* **Source records**:
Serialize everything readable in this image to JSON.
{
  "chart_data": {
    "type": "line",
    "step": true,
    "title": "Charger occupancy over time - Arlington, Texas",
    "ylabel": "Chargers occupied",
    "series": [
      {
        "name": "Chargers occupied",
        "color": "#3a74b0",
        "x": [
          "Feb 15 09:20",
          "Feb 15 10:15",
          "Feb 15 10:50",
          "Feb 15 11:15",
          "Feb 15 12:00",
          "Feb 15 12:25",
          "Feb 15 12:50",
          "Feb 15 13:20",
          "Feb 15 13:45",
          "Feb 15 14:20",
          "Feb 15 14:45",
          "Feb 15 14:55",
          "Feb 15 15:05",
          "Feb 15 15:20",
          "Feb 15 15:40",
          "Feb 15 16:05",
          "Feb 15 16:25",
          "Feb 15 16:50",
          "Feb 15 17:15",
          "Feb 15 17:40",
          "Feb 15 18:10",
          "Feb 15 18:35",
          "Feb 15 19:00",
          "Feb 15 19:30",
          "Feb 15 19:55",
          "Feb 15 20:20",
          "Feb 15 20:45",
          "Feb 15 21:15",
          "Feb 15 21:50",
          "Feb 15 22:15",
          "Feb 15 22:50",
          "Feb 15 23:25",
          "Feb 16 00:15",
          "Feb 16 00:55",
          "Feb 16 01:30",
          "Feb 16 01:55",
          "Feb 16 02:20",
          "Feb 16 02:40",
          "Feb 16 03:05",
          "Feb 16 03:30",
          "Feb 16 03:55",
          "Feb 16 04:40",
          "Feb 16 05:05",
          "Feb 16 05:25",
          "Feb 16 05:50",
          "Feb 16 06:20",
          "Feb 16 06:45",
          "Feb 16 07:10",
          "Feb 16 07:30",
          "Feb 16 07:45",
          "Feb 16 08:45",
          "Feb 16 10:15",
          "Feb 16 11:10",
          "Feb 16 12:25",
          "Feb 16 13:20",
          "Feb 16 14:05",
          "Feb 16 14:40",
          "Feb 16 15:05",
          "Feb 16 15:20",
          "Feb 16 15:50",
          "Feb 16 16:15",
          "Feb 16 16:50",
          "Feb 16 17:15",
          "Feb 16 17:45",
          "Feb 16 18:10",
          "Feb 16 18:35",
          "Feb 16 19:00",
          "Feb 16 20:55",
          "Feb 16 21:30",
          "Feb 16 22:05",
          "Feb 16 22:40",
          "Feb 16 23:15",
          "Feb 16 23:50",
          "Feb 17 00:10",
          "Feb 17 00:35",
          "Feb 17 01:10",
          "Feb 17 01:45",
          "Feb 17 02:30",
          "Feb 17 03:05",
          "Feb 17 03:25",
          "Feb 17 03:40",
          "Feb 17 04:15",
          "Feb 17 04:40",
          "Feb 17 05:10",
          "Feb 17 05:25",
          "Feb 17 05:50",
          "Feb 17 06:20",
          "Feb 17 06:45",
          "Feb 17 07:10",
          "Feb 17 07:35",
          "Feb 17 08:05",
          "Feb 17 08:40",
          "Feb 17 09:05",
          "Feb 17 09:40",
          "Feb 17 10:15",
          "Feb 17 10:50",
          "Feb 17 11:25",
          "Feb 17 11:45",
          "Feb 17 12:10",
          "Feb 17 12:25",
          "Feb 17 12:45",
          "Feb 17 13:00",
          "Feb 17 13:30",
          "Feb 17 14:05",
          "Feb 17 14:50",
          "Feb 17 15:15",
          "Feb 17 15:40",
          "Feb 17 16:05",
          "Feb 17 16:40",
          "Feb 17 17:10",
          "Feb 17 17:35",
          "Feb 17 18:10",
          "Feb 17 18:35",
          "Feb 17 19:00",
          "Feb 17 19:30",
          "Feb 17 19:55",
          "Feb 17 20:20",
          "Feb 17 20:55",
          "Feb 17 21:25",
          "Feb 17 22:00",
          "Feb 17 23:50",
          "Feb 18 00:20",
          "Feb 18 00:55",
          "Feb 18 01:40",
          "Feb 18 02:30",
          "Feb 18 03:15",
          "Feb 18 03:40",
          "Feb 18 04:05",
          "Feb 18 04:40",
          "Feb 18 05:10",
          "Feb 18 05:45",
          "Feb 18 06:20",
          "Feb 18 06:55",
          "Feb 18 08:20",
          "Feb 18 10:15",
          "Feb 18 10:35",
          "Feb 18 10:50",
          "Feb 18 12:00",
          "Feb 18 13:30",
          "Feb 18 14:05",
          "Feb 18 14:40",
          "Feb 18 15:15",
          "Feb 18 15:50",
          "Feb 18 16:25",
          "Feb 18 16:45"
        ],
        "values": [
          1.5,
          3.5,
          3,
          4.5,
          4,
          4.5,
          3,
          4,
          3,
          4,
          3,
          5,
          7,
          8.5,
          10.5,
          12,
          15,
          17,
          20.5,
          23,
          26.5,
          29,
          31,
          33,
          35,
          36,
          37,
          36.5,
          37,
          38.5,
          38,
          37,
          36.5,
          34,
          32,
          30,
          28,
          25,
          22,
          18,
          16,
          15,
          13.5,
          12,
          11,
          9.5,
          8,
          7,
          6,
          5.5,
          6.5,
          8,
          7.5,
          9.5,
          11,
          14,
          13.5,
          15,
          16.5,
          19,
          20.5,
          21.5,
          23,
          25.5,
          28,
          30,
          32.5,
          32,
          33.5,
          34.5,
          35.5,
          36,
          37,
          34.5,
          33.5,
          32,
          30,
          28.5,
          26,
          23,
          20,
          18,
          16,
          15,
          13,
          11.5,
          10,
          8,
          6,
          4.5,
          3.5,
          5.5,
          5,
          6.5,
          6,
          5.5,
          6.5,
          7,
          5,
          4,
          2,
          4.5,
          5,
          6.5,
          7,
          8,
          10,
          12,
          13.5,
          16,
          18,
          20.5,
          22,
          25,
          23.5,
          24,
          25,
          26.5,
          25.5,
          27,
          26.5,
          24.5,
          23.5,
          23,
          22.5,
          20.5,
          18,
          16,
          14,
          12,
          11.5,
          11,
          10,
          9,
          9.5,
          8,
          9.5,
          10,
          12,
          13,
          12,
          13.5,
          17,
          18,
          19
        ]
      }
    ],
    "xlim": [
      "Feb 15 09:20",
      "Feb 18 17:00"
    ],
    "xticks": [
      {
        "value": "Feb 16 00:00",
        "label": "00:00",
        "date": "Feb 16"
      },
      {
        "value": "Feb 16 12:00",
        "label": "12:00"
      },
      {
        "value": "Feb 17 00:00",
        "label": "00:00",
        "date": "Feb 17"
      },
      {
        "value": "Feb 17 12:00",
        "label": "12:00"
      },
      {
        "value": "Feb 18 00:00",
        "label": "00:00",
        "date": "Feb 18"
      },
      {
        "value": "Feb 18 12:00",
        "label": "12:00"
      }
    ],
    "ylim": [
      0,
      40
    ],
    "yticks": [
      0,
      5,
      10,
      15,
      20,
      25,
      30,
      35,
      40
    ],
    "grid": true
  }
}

* **Task brief**: The answer must consist solely of the number of lines in the entries that contain the word "occupied".

* **Answer for the task**: 2